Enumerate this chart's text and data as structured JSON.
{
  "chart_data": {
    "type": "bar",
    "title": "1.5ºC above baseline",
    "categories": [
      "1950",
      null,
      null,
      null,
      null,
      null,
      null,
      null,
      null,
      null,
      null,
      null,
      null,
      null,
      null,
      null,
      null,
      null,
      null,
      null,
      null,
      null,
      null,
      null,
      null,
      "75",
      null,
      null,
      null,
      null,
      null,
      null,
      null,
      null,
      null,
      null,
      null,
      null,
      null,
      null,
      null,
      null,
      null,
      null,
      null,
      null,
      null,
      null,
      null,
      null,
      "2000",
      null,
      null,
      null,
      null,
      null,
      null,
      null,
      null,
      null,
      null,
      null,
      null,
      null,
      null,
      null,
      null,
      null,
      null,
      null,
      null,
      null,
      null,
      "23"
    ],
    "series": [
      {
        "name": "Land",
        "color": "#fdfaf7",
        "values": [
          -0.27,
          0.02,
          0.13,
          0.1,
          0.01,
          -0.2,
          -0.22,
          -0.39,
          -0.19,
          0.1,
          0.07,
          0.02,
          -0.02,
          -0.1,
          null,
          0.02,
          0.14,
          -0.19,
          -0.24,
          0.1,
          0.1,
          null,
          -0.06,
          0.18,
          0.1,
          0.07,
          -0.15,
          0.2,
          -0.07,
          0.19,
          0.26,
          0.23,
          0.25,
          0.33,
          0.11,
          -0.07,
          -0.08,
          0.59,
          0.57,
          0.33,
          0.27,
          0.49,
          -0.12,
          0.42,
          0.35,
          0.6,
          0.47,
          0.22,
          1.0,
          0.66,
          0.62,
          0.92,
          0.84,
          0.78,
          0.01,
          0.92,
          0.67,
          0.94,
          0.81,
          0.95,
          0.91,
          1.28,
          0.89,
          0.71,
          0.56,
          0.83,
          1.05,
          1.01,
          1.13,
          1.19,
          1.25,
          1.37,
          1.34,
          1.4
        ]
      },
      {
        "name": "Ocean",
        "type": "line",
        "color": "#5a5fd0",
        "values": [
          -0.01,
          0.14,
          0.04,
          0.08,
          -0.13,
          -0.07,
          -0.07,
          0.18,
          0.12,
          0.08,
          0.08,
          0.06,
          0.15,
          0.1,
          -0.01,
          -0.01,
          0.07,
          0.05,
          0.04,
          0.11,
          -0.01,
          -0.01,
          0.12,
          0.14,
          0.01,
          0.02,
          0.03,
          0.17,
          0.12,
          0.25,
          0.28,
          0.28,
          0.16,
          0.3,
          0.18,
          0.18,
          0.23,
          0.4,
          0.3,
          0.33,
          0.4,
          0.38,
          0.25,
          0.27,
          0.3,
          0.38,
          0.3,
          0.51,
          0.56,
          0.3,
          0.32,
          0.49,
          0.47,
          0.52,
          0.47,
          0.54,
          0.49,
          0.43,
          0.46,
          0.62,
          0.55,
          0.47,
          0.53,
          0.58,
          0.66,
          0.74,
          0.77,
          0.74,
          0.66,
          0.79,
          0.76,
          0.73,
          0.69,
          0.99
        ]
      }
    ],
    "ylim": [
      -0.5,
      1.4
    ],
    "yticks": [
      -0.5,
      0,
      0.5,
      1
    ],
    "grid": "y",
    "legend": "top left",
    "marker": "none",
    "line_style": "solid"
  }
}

::::::

§ **Problem**
Repeat all the entries exactly as given.

§ **Full answer**
Enumerate this chart's text and data as structured JSON.
{
  "chart_data": {
    "type": "bar",
    "title": "1.5ºC above baseline",
    "categories": [
      "1950",
      null,
      null,
      null,
      null,
      null,
      null,
      null,
      null,
      null,
      null,
      null,
      null,
      null,
      null,
      null,
      null,
      null,
      null,
      null,
      null,
      null,
      null,
      null,
      null,
      "75",
      null,
      null,
      null,
      null,
      null,
      null,
      null,
      null,
      null,
      null,
      null,
      null,
      null,
      null,
      null,
      null,
      null,
      null,
      null,
      null,
      null,
      null,
      null,
      null,
      "2000",
      null,
      null,
      null,
      null,
      null,
      null,
      null,
      null,
      null,
      null,
      null,
      null,
      null,
      null,
      null,
      null,
      null,
      null,
      null,
      null,
      null,
      null,
      "23"
    ],
    "series": [
      {
        "name": "Land",
        "color": "#fdfaf7",
        "values": [
          -0.27,
          0.02,
          0.13,
          0.1,
          0.01,
          -0.2,
          -0.22,
          -0.39,
          -0.19,
          0.1,
          0.07,
          0.02,
          -0.02,
          -0.1,
          null,
          0.02,
          0.14,
          -0.19,
          -0.24,
          0.1,
          0.1,
          null,
          -0.06,
          0.18,
          0.1,
          0.07,
          -0.15,
          0.2,
          -0.07,
          0.19,
          0.26,
          0.23,
          0.25,
          0.33,
          0.11,
          -0.07,
          -0.08,
          0.59,
          0.57,
          0.33,
          0.27,
          0.49,
          -0.12,
          0.42,
          0.35,
          0.6,
          0.47,
          0.22,
          1.0,
          0.66,
          0.62,
          0.92,
          0.84,
          0.78,
          0.01,
          0.92,
          0.67,
          0.94,
          0.81,
          0.95,
          0.91,
          1.28,
          0.89,
          0.71,
          0.56,
          0.83,
          1.05,
          1.01,
          1.13,
          1.19,
          1.25,
          1.37,
          1.34,
          1.4
        ]
      },
      {
        "name": "Ocean",
        "type": "line",
        "color": "#5a5fd0",
        "values": [
          -0.01,
          0.14,
          0.04,
          0.08,
          -0.13,
          -0.07,
          -0.07,
          0.18,
          0.12,
          0.08,
          0.08,
          0.06,
          0.15,
          0.1,
          -0.01,
          -0.01,
          0.07,
          0.05,
          0.04,
          0.11,
          -0.01,
          -0.01,
          0.12,
          0.14,
          0.01,
          0.02,
          0.03,
          0.17,
          0.12,
          0.25,
          0.28,
          0.28,
          0.16,
          0.3,
          0.18,
          0.18,
          0.23,
          0.4,
          0.3,
          0.33,
          0.4,
          0.38,
          0.25,
          0.27,
          0.3,
          0.38,
          0.3,
          0.51,
          0.56,
          0.3,
          0.32,
          0.49,
          0.47,
          0.52,
          0.47,
          0.54,
          0.49,
          0.43,
          0.46,
          0.62,
          0.55,
          0.47,
          0.53,
          0.58,
          0.66,
          0.74,
          0.77,
          0.74,
          0.66,
          0.79,
          0.76,
          0.73,
          0.69,
          0.99
        ]
      }
    ],
    "ylim": [
      -0.5,
      1.4
    ],
    "yticks": [
      -0.5,
      0,
      0.5,
      1
    ],
    "grid": "y",
    "legend": "top left",
    "marker": "none",
    "line_style": "solid"
  }
}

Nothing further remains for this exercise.